Show all lines of the listing that hold the word "Canada".
** begin Records to use **
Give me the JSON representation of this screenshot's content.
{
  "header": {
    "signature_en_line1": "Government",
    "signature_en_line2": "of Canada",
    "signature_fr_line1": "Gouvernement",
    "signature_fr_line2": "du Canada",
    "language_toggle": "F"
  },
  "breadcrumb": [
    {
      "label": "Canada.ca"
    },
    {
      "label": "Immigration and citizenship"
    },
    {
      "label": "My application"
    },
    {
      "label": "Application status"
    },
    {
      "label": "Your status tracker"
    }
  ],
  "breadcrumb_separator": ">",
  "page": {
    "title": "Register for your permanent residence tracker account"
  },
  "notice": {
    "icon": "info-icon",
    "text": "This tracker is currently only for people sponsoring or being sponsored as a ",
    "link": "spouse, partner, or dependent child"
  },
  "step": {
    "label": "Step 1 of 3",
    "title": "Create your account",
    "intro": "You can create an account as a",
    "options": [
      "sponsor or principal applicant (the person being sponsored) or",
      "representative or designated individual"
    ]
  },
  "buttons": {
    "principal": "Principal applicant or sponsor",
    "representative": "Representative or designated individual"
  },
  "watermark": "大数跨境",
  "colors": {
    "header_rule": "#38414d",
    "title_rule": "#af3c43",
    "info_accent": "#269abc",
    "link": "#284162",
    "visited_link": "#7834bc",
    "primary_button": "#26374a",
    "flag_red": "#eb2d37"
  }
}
** end Records to use **
• _Output for this task_
    "signature_en_line2": "of Canada",
    "signature_fr_line2": "du Canada",
      "label": "Canada.ca"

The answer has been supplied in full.